# [Required work]
Rewrite each of the entries below with every "footer-middle" replaced by "footer-center" and everything else left as it stands. Leave the pictures out of your answer.
+-------+
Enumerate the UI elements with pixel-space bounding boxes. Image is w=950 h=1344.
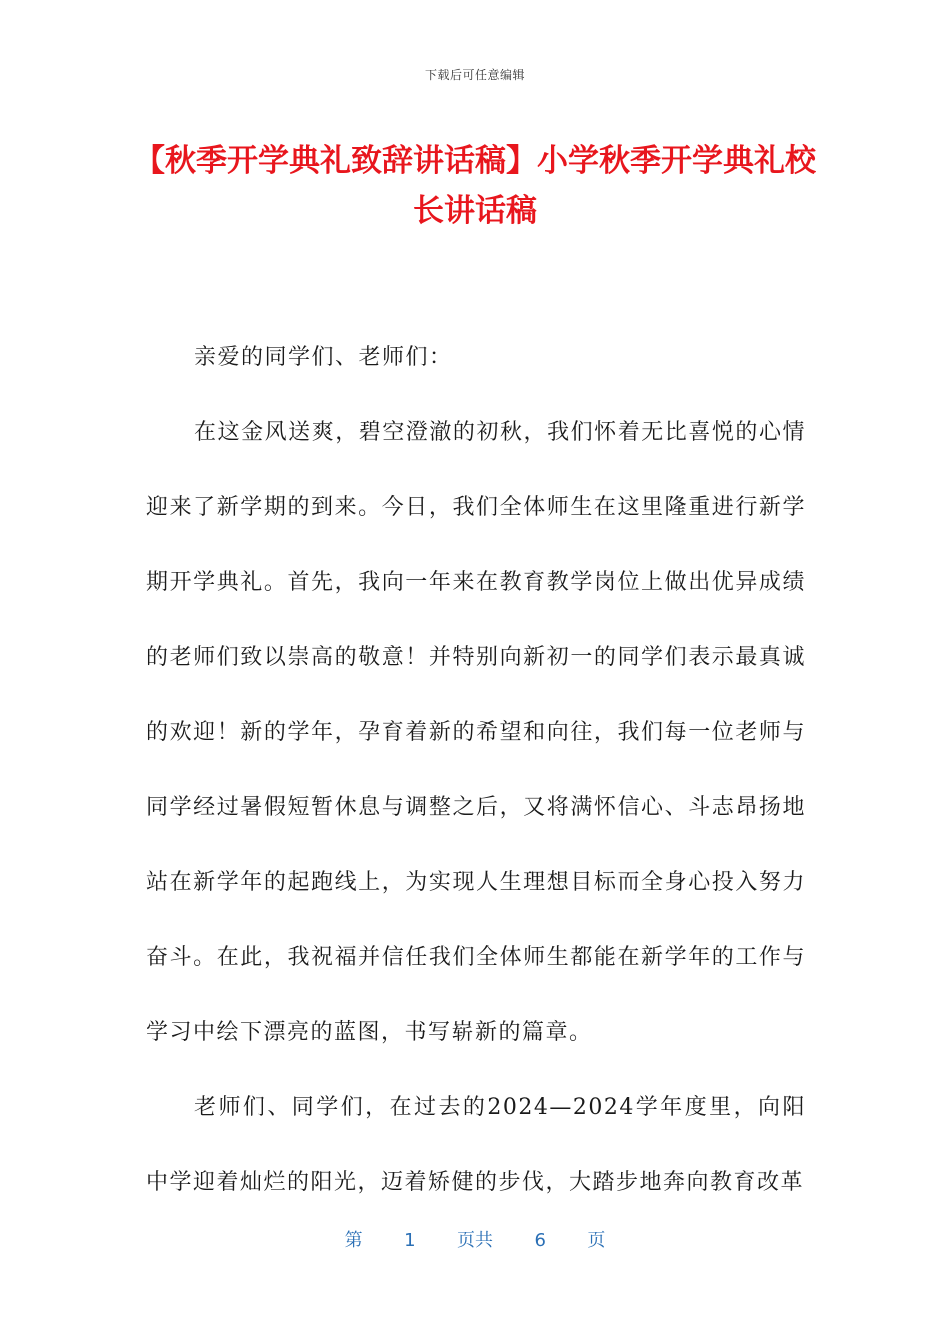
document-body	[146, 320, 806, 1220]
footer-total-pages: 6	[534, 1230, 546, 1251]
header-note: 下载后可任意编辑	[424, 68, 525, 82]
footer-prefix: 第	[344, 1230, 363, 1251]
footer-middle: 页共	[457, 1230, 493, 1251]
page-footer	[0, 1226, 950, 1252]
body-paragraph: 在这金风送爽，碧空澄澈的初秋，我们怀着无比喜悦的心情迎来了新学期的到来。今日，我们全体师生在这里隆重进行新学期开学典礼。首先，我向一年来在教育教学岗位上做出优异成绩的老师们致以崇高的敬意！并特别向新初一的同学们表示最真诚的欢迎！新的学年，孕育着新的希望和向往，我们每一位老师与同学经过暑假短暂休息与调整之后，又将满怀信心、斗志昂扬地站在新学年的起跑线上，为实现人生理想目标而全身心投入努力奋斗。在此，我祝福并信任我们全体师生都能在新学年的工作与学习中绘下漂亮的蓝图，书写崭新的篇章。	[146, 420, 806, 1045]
+-------+
# [Full solution]
Enumerate the UI elements with pixel-space bounding boxes. Image is w=950 h=1344.
document-body	[146, 320, 806, 1220]
footer-total-pages: 6	[534, 1230, 546, 1251]
header-note: 下载后可任意编辑	[424, 68, 525, 82]
footer-prefix: 第	[344, 1230, 363, 1251]
footer-center: 页共	[457, 1230, 493, 1251]
page-footer	[0, 1226, 950, 1252]
body-paragraph: 在这金风送爽，碧空澄澈的初秋，我们怀着无比喜悦的心情迎来了新学期的到来。今日，我们全体师生在这里隆重进行新学期开学典礼。首先，我向一年来在教育教学岗位上做出优异成绩的老师们致以崇高的敬意！并特别向新初一的同学们表示最真诚的欢迎！新的学年，孕育着新的希望和向往，我们每一位老师与同学经过暑假短暂休息与调整之后，又将满怀信心、斗志昂扬地站在新学年的起跑线上，为实现人生理想目标而全身心投入努力奋斗。在此，我祝福并信任我们全体师生都能在新学年的工作与学习中绘下漂亮的蓝图，书写崭新的篇章。	[146, 420, 806, 1045]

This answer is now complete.